## Begin Material shown

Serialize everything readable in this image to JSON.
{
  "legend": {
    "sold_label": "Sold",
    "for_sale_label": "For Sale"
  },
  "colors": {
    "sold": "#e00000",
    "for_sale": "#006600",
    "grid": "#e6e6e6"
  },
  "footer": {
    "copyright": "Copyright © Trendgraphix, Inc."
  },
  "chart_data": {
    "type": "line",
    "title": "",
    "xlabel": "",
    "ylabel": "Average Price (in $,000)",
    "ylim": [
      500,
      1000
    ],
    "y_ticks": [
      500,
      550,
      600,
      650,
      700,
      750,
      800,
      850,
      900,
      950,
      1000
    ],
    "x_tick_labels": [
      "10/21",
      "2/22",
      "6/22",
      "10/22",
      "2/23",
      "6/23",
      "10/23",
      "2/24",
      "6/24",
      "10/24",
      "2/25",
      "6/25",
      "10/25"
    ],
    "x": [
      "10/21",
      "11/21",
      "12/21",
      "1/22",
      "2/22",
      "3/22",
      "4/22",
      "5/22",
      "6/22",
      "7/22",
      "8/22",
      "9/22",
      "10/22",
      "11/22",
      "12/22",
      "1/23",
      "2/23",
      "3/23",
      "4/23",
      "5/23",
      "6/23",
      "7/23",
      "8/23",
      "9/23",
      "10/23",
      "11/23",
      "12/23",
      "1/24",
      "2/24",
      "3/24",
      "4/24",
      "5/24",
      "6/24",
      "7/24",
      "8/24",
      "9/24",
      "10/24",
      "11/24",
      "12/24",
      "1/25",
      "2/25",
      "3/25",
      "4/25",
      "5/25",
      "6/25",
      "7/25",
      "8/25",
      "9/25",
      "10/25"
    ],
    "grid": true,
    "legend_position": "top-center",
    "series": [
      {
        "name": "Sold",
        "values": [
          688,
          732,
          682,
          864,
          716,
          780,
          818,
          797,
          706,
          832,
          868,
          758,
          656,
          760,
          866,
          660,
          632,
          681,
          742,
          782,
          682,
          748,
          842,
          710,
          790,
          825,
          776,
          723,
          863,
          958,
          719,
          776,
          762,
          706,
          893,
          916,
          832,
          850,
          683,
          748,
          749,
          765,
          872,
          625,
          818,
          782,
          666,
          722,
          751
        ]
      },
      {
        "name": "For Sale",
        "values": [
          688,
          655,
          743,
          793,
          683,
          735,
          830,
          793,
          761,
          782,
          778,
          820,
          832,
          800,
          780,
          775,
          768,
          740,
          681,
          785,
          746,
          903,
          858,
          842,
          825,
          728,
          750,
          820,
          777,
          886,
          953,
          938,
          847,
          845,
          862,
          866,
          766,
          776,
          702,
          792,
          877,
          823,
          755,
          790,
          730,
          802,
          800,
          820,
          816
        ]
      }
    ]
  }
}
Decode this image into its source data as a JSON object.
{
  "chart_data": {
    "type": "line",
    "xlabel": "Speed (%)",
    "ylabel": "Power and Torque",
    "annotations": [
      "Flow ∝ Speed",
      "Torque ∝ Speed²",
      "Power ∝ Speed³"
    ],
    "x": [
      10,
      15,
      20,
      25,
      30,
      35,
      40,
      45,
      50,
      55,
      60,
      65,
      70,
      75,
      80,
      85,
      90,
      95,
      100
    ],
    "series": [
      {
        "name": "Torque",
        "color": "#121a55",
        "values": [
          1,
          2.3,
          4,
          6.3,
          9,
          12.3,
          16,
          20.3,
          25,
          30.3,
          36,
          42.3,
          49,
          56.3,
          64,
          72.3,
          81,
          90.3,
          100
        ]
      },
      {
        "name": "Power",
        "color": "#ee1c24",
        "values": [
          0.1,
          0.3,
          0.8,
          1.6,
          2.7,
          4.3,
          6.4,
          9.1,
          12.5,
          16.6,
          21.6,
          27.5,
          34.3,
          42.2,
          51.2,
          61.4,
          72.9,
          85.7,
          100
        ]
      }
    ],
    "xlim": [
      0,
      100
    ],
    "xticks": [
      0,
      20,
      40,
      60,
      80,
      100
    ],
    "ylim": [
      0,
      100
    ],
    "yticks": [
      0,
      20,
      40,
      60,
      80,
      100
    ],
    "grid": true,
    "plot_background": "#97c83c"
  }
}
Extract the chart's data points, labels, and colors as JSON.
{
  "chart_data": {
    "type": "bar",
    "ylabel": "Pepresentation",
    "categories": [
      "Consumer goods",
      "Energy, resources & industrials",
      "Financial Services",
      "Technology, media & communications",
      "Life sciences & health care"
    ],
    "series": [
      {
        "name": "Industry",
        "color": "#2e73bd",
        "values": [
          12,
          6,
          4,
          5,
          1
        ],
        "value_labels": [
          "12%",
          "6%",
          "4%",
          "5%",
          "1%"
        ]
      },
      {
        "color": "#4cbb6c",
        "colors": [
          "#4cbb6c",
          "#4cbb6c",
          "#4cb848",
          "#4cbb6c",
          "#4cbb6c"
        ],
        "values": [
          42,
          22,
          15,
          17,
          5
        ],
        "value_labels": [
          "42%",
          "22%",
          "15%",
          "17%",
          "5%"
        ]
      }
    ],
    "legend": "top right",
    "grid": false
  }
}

## End Material shown

[Your task]: Each line of the material above either contains the word "this" or does not; state how many do, and nothing else.

[The answer]: 2